PROBLEM DESCRIPTION –
Reproduce the complete listing without any deviation.
-- -- --
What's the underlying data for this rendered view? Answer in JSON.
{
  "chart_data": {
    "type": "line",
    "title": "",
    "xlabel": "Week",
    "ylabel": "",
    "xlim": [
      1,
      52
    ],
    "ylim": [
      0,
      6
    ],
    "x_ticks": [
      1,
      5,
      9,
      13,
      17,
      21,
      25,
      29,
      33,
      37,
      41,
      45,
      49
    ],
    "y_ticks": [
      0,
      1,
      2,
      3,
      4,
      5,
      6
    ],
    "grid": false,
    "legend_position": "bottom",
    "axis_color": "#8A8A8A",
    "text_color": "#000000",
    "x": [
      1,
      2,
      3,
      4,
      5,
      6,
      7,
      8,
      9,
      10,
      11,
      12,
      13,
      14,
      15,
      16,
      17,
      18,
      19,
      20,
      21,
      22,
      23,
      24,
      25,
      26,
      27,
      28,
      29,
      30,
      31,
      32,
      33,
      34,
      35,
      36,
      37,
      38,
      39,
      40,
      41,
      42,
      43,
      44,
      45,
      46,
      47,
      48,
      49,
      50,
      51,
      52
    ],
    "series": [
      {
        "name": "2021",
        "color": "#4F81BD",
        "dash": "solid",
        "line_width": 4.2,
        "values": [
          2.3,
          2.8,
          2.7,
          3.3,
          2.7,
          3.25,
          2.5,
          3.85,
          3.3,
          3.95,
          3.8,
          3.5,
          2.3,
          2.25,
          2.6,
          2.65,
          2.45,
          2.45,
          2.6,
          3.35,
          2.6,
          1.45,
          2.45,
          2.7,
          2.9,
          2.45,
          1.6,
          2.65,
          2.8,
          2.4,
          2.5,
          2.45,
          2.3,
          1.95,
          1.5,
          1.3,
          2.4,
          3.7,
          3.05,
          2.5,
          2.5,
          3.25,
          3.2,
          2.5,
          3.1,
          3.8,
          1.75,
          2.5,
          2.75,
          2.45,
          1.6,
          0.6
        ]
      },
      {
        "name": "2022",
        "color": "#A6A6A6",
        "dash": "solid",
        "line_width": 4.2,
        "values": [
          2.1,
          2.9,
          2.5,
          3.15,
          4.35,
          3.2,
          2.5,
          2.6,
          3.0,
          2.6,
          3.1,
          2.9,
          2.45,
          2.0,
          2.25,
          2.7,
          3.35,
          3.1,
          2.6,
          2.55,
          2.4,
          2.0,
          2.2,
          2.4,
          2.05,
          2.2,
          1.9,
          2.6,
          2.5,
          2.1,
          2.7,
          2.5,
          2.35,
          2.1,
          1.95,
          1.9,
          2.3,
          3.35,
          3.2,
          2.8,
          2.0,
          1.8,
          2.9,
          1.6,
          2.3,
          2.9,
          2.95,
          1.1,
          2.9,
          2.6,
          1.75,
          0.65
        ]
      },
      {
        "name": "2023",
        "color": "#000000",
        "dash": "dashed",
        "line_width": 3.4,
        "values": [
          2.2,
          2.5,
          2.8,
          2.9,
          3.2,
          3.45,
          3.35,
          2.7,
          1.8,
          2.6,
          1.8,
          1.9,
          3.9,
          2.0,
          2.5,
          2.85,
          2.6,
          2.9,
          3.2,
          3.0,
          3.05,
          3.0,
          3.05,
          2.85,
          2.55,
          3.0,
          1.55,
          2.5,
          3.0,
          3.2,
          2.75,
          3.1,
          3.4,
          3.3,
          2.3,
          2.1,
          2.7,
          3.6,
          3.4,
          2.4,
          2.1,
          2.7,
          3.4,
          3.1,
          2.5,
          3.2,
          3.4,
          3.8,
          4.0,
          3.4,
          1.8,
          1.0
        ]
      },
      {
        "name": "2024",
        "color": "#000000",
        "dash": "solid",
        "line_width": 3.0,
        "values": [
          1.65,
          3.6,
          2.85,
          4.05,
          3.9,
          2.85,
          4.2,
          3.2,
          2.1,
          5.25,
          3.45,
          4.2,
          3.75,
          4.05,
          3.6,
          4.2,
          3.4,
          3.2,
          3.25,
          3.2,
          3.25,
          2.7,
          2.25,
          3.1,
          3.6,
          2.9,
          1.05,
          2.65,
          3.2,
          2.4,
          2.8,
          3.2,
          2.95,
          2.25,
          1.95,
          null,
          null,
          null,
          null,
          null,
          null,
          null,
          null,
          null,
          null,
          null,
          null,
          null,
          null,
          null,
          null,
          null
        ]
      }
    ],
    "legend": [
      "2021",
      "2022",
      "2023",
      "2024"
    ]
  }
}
-- -- --
RESULT OF THE EXERCISE –
What's the underlying data for this rendered view? Answer in JSON.
{
  "chart_data": {
    "type": "line",
    "title": "",
    "xlabel": "Week",
    "ylabel": "",
    "xlim": [
      1,
      52
    ],
    "ylim": [
      0,
      6
    ],
    "x_ticks": [
      1,
      5,
      9,
      13,
      17,
      21,
      25,
      29,
      33,
      37,
      41,
      45,
      49
    ],
    "y_ticks": [
      0,
      1,
      2,
      3,
      4,
      5,
      6
    ],
    "grid": false,
    "legend_position": "bottom",
    "axis_color": "#8A8A8A",
    "text_color": "#000000",
    "x": [
      1,
      2,
      3,
      4,
      5,
      6,
      7,
      8,
      9,
      10,
      11,
      12,
      13,
      14,
      15,
      16,
      17,
      18,
      19,
      20,
      21,
      22,
      23,
      24,
      25,
      26,
      27,
      28,
      29,
      30,
      31,
      32,
      33,
      34,
      35,
      36,
      37,
      38,
      39,
      40,
      41,
      42,
      43,
      44,
      45,
      46,
      47,
      48,
      49,
      50,
      51,
      52
    ],
    "series": [
      {
        "name": "2021",
        "color": "#4F81BD",
        "dash": "solid",
        "line_width": 4.2,
        "values": [
          2.3,
          2.8,
          2.7,
          3.3,
          2.7,
          3.25,
          2.5,
          3.85,
          3.3,
          3.95,
          3.8,
          3.5,
          2.3,
          2.25,
          2.6,
          2.65,
          2.45,
          2.45,
          2.6,
          3.35,
          2.6,
          1.45,
          2.45,
          2.7,
          2.9,
          2.45,
          1.6,
          2.65,
          2.8,
          2.4,
          2.5,
          2.45,
          2.3,
          1.95,
          1.5,
          1.3,
          2.4,
          3.7,
          3.05,
          2.5,
          2.5,
          3.25,
          3.2,
          2.5,
          3.1,
          3.8,
          1.75,
          2.5,
          2.75,
          2.45,
          1.6,
          0.6
        ]
      },
      {
        "name": "2022",
        "color": "#A6A6A6",
        "dash": "solid",
        "line_width": 4.2,
        "values": [
          2.1,
          2.9,
          2.5,
          3.15,
          4.35,
          3.2,
          2.5,
          2.6,
          3.0,
          2.6,
          3.1,
          2.9,
          2.45,
          2.0,
          2.25,
          2.7,
          3.35,
          3.1,
          2.6,
          2.55,
          2.4,
          2.0,
          2.2,
          2.4,
          2.05,
          2.2,
          1.9,
          2.6,
          2.5,
          2.1,
          2.7,
          2.5,
          2.35,
          2.1,
          1.95,
          1.9,
          2.3,
          3.35,
          3.2,
          2.8,
          2.0,
          1.8,
          2.9,
          1.6,
          2.3,
          2.9,
          2.95,
          1.1,
          2.9,
          2.6,
          1.75,
          0.65
        ]
      },
      {
        "name": "2023",
        "color": "#000000",
        "dash": "dashed",
        "line_width": 3.4,
        "values": [
          2.2,
          2.5,
          2.8,
          2.9,
          3.2,
          3.45,
          3.35,
          2.7,
          1.8,
          2.6,
          1.8,
          1.9,
          3.9,
          2.0,
          2.5,
          2.85,
          2.6,
          2.9,
          3.2,
          3.0,
          3.05,
          3.0,
          3.05,
          2.85,
          2.55,
          3.0,
          1.55,
          2.5,
          3.0,
          3.2,
          2.75,
          3.1,
          3.4,
          3.3,
          2.3,
          2.1,
          2.7,
          3.6,
          3.4,
          2.4,
          2.1,
          2.7,
          3.4,
          3.1,
          2.5,
          3.2,
          3.4,
          3.8,
          4.0,
          3.4,
          1.8,
          1.0
        ]
      },
      {
        "name": "2024",
        "color": "#000000",
        "dash": "solid",
        "line_width": 3.0,
        "values": [
          1.65,
          3.6,
          2.85,
          4.05,
          3.9,
          2.85,
          4.2,
          3.2,
          2.1,
          5.25,
          3.45,
          4.2,
          3.75,
          4.05,
          3.6,
          4.2,
          3.4,
          3.2,
          3.25,
          3.2,
          3.25,
          2.7,
          2.25,
          3.1,
          3.6,
          2.9,
          1.05,
          2.65,
          3.2,
          2.4,
          2.8,
          3.2,
          2.95,
          2.25,
          1.95,
          null,
          null,
          null,
          null,
          null,
          null,
          null,
          null,
          null,
          null,
          null,
          null,
          null,
          null,
          null,
          null,
          null
        ]
      }
    ],
    "legend": [
      "2021",
      "2022",
      "2023",
      "2024"
    ]
  }
}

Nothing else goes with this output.